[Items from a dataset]
━━━

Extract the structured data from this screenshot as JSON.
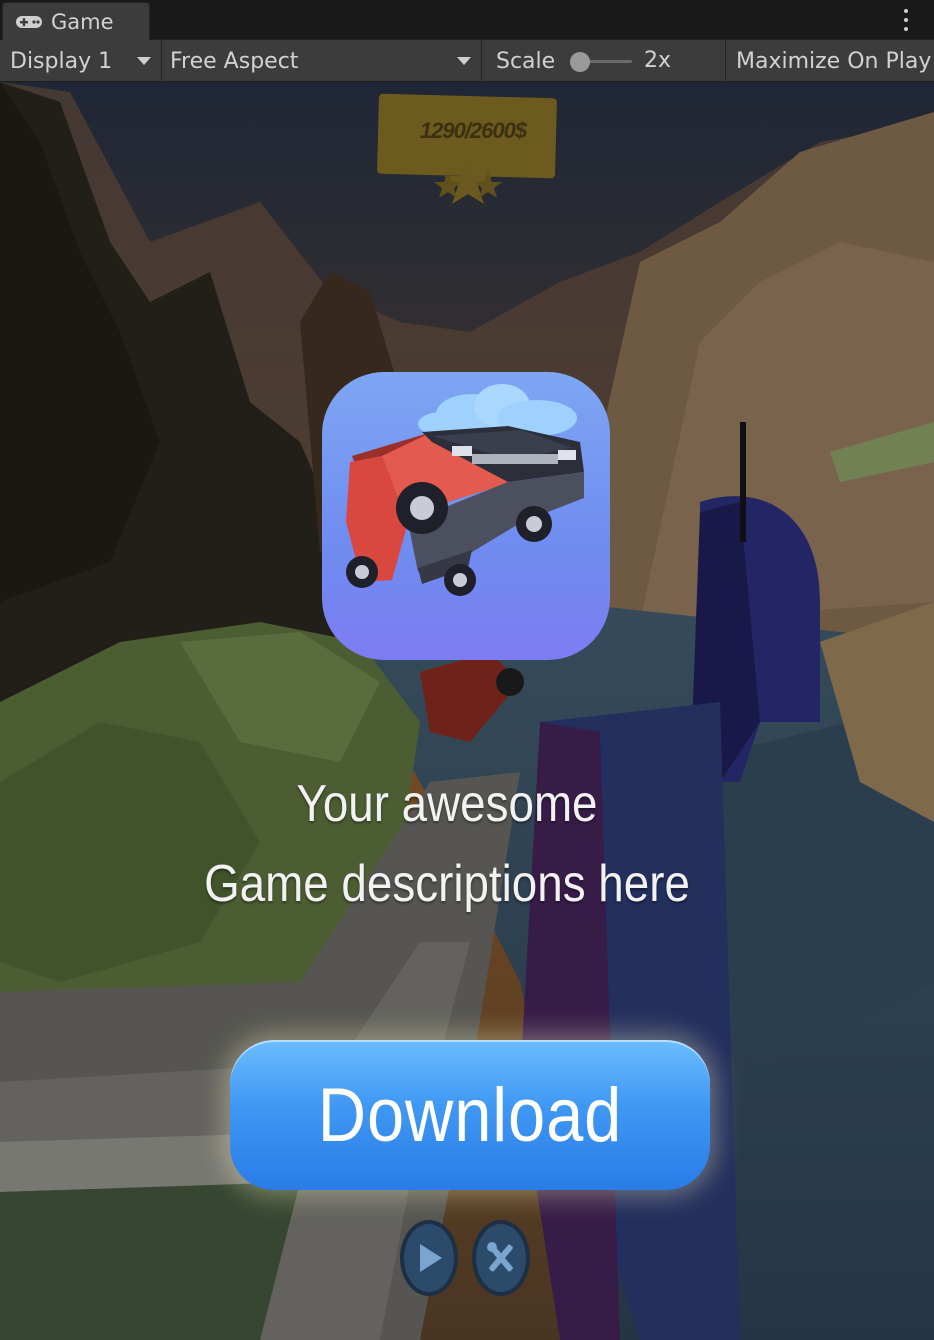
{
  "window": {
    "tab_label": "Game",
    "tab_icon": "gamepad-icon",
    "menu_icon": "kebab-menu-icon"
  },
  "toolbar": {
    "display": "Display 1",
    "aspect": "Free Aspect",
    "scale_label": "Scale",
    "scale_value": "2x",
    "maximize": "Maximize On Play"
  },
  "game": {
    "hud_progress": "1290/2600$",
    "app_icon": "pickup-truck-app-icon",
    "description_line1": "Your awesome",
    "description_line2": "Game descriptions here",
    "download_label": "Download",
    "play_icon": "play-icon",
    "tools_icon": "wrench-screwdriver-icon"
  },
  "colors": {
    "editor_bg": "#191919",
    "toolbar_bg": "#3c3c3c",
    "download_blue": "#3f97f3",
    "icon_sky": "#7ea6f3"
  }
}
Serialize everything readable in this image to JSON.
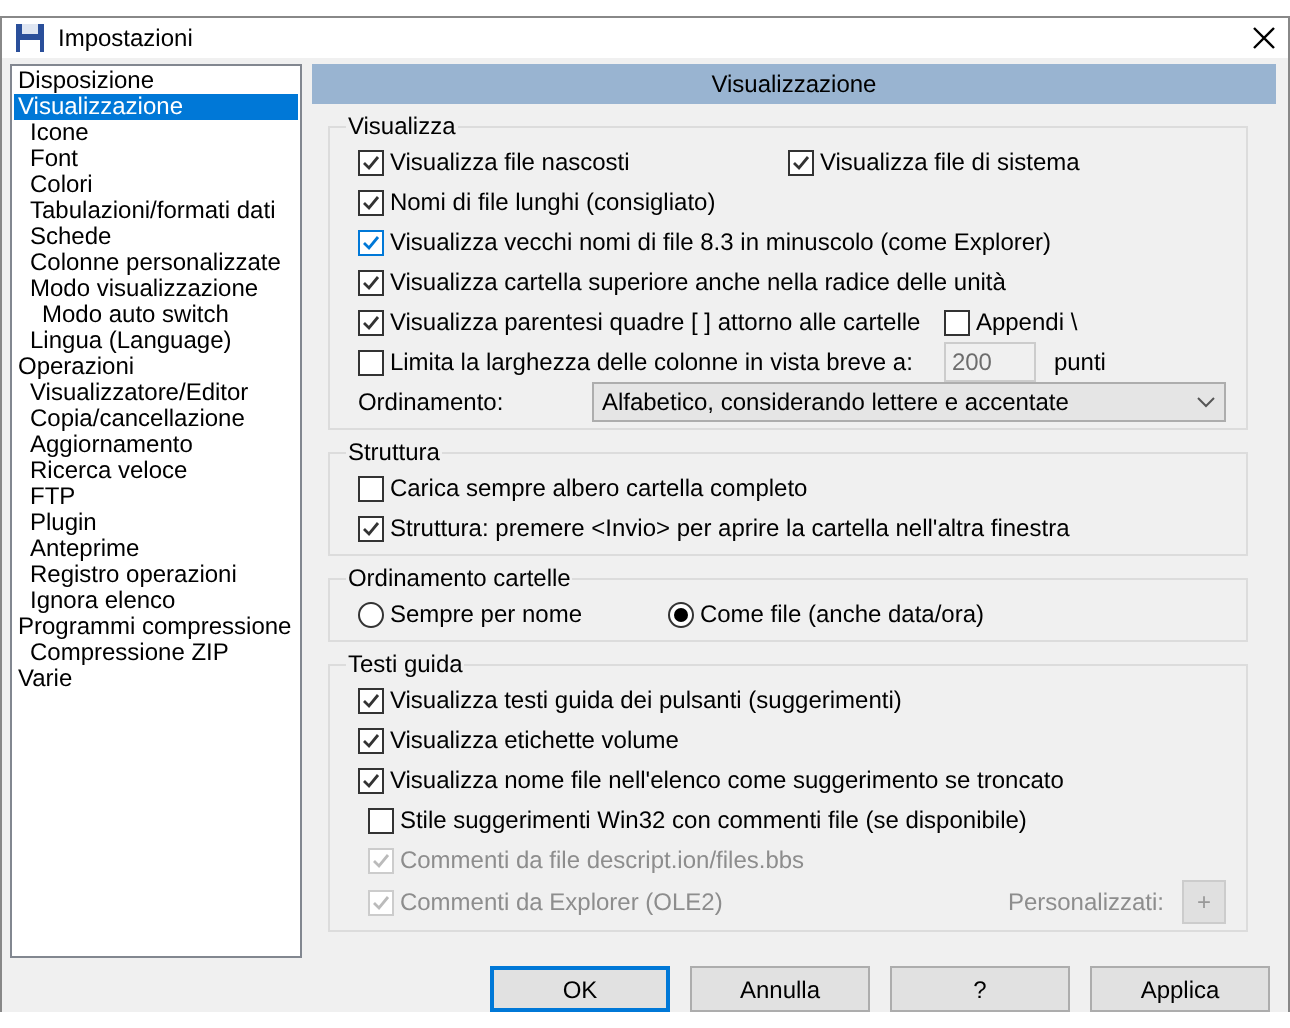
{
  "window": {
    "title": "Impostazioni"
  },
  "tree": [
    {
      "label": "Disposizione",
      "selected": false
    },
    {
      "label": "Visualizzazione",
      "selected": true,
      "children": [
        {
          "label": "Icone",
          "selected": false
        },
        {
          "label": "Font",
          "selected": false
        },
        {
          "label": "Colori",
          "selected": false
        },
        {
          "label": "Tabulazioni/formati dati",
          "selected": false
        },
        {
          "label": "Schede",
          "selected": false
        },
        {
          "label": "Colonne personalizzate",
          "selected": false
        },
        {
          "label": "Modo visualizzazione",
          "selected": false,
          "children": [
            {
              "label": "Modo auto switch",
              "selected": false
            }
          ]
        },
        {
          "label": "Lingua (Language)",
          "selected": false
        }
      ]
    },
    {
      "label": "Operazioni",
      "selected": false,
      "children": [
        {
          "label": "Visualizzatore/Editor",
          "selected": false
        },
        {
          "label": "Copia/cancellazione",
          "selected": false
        },
        {
          "label": "Aggiornamento",
          "selected": false
        },
        {
          "label": "Ricerca veloce",
          "selected": false
        },
        {
          "label": "FTP",
          "selected": false
        },
        {
          "label": "Plugin",
          "selected": false
        },
        {
          "label": "Anteprime",
          "selected": false
        },
        {
          "label": "Registro operazioni",
          "selected": false
        },
        {
          "label": "Ignora elenco",
          "selected": false
        }
      ]
    },
    {
      "label": "Programmi compressione",
      "selected": false,
      "children": [
        {
          "label": "Compressione ZIP",
          "selected": false
        }
      ]
    },
    {
      "label": "Varie",
      "selected": false
    }
  ],
  "panel": {
    "title": "Visualizzazione",
    "sections": [
      {
        "title": "Visualizza",
        "rows": [
          {
            "items": [
              {
                "kind": "checkbox",
                "label": "Visualizza file nascosti",
                "checked": true,
                "disabled": false
              },
              {
                "kind": "checkbox",
                "label": "Visualizza file di sistema",
                "checked": true,
                "disabled": false
              }
            ]
          },
          {
            "items": [
              {
                "kind": "checkbox",
                "label": "Nomi di file lunghi (consigliato)",
                "checked": true,
                "disabled": false
              }
            ]
          },
          {
            "items": [
              {
                "kind": "checkbox",
                "label": "Visualizza vecchi nomi di file 8.3 in minuscolo (come Explorer)",
                "checked": true,
                "disabled": false
              }
            ]
          },
          {
            "items": [
              {
                "kind": "checkbox",
                "label": "Visualizza cartella superiore anche nella radice delle unità",
                "checked": true,
                "disabled": false
              }
            ]
          },
          {
            "items": [
              {
                "kind": "checkbox",
                "label": "Visualizza parentesi quadre [ ] attorno alle cartelle",
                "checked": true,
                "disabled": false
              },
              {
                "kind": "checkbox",
                "label": "Appendi \\",
                "checked": false,
                "disabled": false
              }
            ]
          },
          {
            "items": [
              {
                "kind": "checkbox",
                "label": "Limita la larghezza delle colonne in vista breve a:",
                "checked": false,
                "disabled": false
              },
              {
                "kind": "field",
                "value": "200",
                "disabled": true
              },
              {
                "kind": "text",
                "label": "punti"
              }
            ]
          },
          {
            "items": [
              {
                "kind": "text",
                "label": "Ordinamento:"
              },
              {
                "kind": "select",
                "value": "Alfabetico, considerando lettere e accentate"
              }
            ]
          }
        ]
      },
      {
        "title": "Struttura",
        "rows": [
          {
            "items": [
              {
                "kind": "checkbox",
                "label": "Carica sempre albero cartella completo",
                "checked": false,
                "disabled": false
              }
            ]
          },
          {
            "items": [
              {
                "kind": "checkbox",
                "label": "Struttura: premere <Invio> per aprire la cartella nell'altra finestra",
                "checked": true,
                "disabled": false
              }
            ]
          }
        ]
      },
      {
        "title": "Ordinamento cartelle",
        "rows": [
          {
            "items": [
              {
                "kind": "radio",
                "label": "Sempre per nome",
                "selected": false
              },
              {
                "kind": "radio",
                "label": "Come file (anche data/ora)",
                "selected": true
              }
            ]
          }
        ]
      },
      {
        "title": "Testi guida",
        "rows": [
          {
            "items": [
              {
                "kind": "checkbox",
                "label": "Visualizza testi guida dei pulsanti (suggerimenti)",
                "checked": true,
                "disabled": false
              }
            ]
          },
          {
            "items": [
              {
                "kind": "checkbox",
                "label": "Visualizza etichette volume",
                "checked": true,
                "disabled": false
              }
            ]
          },
          {
            "items": [
              {
                "kind": "checkbox",
                "label": "Visualizza nome file nell'elenco come suggerimento se troncato",
                "checked": true,
                "disabled": false
              }
            ],
            "children": [
              {
                "items": [
                  {
                    "kind": "checkbox",
                    "label": "Stile suggerimenti Win32 con commenti file (se disponibile)",
                    "checked": false,
                    "disabled": false
                  }
                ]
              },
              {
                "items": [
                  {
                    "kind": "checkbox",
                    "label": "Commenti da file descript.ion/files.bbs",
                    "checked": true,
                    "disabled": true
                  }
                ]
              },
              {
                "items": [
                  {
                    "kind": "checkbox",
                    "label": "Commenti da Explorer (OLE2)",
                    "checked": true,
                    "disabled": true
                  },
                  {
                    "kind": "custom",
                    "label": "Personalizzati:",
                    "button": "+",
                    "disabled": true
                  }
                ]
              }
            ]
          }
        ]
      }
    ]
  },
  "buttons": [
    {
      "label": "OK",
      "default": true
    },
    {
      "label": "Annulla",
      "default": false
    },
    {
      "label": "?",
      "default": false
    },
    {
      "label": "Applica",
      "default": false
    }
  ]
}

━━━

▸ **Aim of the exercise**
Pictures are to be left out; the records above must be repeated word for word.

▸ **Final result**
Extract the structured data from this screenshot as JSON.
{
  "window": {
    "tab_label": "Game",
    "tab_icon": "gamepad-icon",
    "menu_icon": "kebab-menu-icon"
  },
  "toolbar": {
    "display": "Display 1",
    "aspect": "Free Aspect",
    "scale_label": "Scale",
    "scale_value": "2x",
    "maximize": "Maximize On Play"
  },
  "game": {
    "hud_progress": "1290/2600$",
    "app_icon": "pickup-truck-app-icon",
    "description_line1": "Your awesome",
    "description_line2": "Game descriptions here",
    "download_label": "Download",
    "play_icon": "play-icon",
    "tools_icon": "wrench-screwdriver-icon"
  },
  "colors": {
    "editor_bg": "#191919",
    "toolbar_bg": "#3c3c3c",
    "download_blue": "#3f97f3",
    "icon_sky": "#7ea6f3"
  }
}
Serialize everything readable in this image to JSON.
{
  "window": {
    "title": "Impostazioni"
  },
  "tree": [
    {
      "label": "Disposizione",
      "selected": false
    },
    {
      "label": "Visualizzazione",
      "selected": true,
      "children": [
        {
          "label": "Icone",
          "selected": false
        },
        {
          "label": "Font",
          "selected": false
        },
        {
          "label": "Colori",
          "selected": false
        },
        {
          "label": "Tabulazioni/formati dati",
          "selected": false
        },
        {
          "label": "Schede",
          "selected": false
        },
        {
          "label": "Colonne personalizzate",
          "selected": false
        },
        {
          "label": "Modo visualizzazione",
          "selected": false,
          "children": [
            {
              "label": "Modo auto switch",
              "selected": false
            }
          ]
        },
        {
          "label": "Lingua (Language)",
          "selected": false
        }
      ]
    },
    {
      "label": "Operazioni",
      "selected": false,
      "children": [
        {
          "label": "Visualizzatore/Editor",
          "selected": false
        },
        {
          "label": "Copia/cancellazione",
          "selected": false
        },
        {
          "label": "Aggiornamento",
          "selected": false
        },
        {
          "label": "Ricerca veloce",
          "selected": false
        },
        {
          "label": "FTP",
          "selected": false
        },
        {
          "label": "Plugin",
          "selected": false
        },
        {
          "label": "Anteprime",
          "selected": false
        },
        {
          "label": "Registro operazioni",
          "selected": false
        },
        {
          "label": "Ignora elenco",
          "selected": false
        }
      ]
    },
    {
      "label": "Programmi compressione",
      "selected": false,
      "children": [
        {
          "label": "Compressione ZIP",
          "selected": false
        }
      ]
    },
    {
      "label": "Varie",
      "selected": false
    }
  ],
  "panel": {
    "title": "Visualizzazione",
    "sections": [
      {
        "title": "Visualizza",
        "rows": [
          {
            "items": [
              {
                "kind": "checkbox",
                "label": "Visualizza file nascosti",
                "checked": true,
                "disabled": false
              },
              {
                "kind": "checkbox",
                "label": "Visualizza file di sistema",
                "checked": true,
                "disabled": false
              }
            ]
          },
          {
            "items": [
              {
                "kind": "checkbox",
                "label": "Nomi di file lunghi (consigliato)",
                "checked": true,
                "disabled": false
              }
            ]
          },
          {
            "items": [
              {
                "kind": "checkbox",
                "label": "Visualizza vecchi nomi di file 8.3 in minuscolo (come Explorer)",
                "checked": true,
                "disabled": false
              }
            ]
          },
          {
            "items": [
              {
                "kind": "checkbox",
                "label": "Visualizza cartella superiore anche nella radice delle unità",
                "checked": true,
                "disabled": false
              }
            ]
          },
          {
            "items": [
              {
                "kind": "checkbox",
                "label": "Visualizza parentesi quadre [ ] attorno alle cartelle",
                "checked": true,
                "disabled": false
              },
              {
                "kind": "checkbox",
                "label": "Appendi \\",
                "checked": false,
                "disabled": false
              }
            ]
          },
          {
            "items": [
              {
                "kind": "checkbox",
                "label": "Limita la larghezza delle colonne in vista breve a:",
                "checked": false,
                "disabled": false
              },
              {
                "kind": "field",
                "value": "200",
                "disabled": true
              },
              {
                "kind": "text",
                "label": "punti"
              }
            ]
          },
          {
            "items": [
              {
                "kind": "text",
                "label": "Ordinamento:"
              },
              {
                "kind": "select",
                "value": "Alfabetico, considerando lettere e accentate"
              }
            ]
          }
        ]
      },
      {
        "title": "Struttura",
        "rows": [
          {
            "items": [
              {
                "kind": "checkbox",
                "label": "Carica sempre albero cartella completo",
                "checked": false,
                "disabled": false
              }
            ]
          },
          {
            "items": [
              {
                "kind": "checkbox",
                "label": "Struttura: premere <Invio> per aprire la cartella nell'altra finestra",
                "checked": true,
                "disabled": false
              }
            ]
          }
        ]
      },
      {
        "title": "Ordinamento cartelle",
        "rows": [
          {
            "items": [
              {
                "kind": "radio",
                "label": "Sempre per nome",
                "selected": false
              },
              {
                "kind": "radio",
                "label": "Come file (anche data/ora)",
                "selected": true
              }
            ]
          }
        ]
      },
      {
        "title": "Testi guida",
        "rows": [
          {
            "items": [
              {
                "kind": "checkbox",
                "label": "Visualizza testi guida dei pulsanti (suggerimenti)",
                "checked": true,
                "disabled": false
              }
            ]
          },
          {
            "items": [
              {
                "kind": "checkbox",
                "label": "Visualizza etichette volume",
                "checked": true,
                "disabled": false
              }
            ]
          },
          {
            "items": [
              {
                "kind": "checkbox",
                "label": "Visualizza nome file nell'elenco come suggerimento se troncato",
                "checked": true,
                "disabled": false
              }
            ],
            "children": [
              {
                "items": [
                  {
                    "kind": "checkbox",
                    "label": "Stile suggerimenti Win32 con commenti file (se disponibile)",
                    "checked": false,
                    "disabled": false
                  }
                ]
              },
              {
                "items": [
                  {
                    "kind": "checkbox",
                    "label": "Commenti da file descript.ion/files.bbs",
                    "checked": true,
                    "disabled": true
                  }
                ]
              },
              {
                "items": [
                  {
                    "kind": "checkbox",
                    "label": "Commenti da Explorer (OLE2)",
                    "checked": true,
                    "disabled": true
                  },
                  {
                    "kind": "custom",
                    "label": "Personalizzati:",
                    "button": "+",
                    "disabled": true
                  }
                ]
              }
            ]
          }
        ]
      }
    ]
  },
  "buttons": [
    {
      "label": "OK",
      "default": true
    },
    {
      "label": "Annulla",
      "default": false
    },
    {
      "label": "?",
      "default": false
    },
    {
      "label": "Applica",
      "default": false
    }
  ]
}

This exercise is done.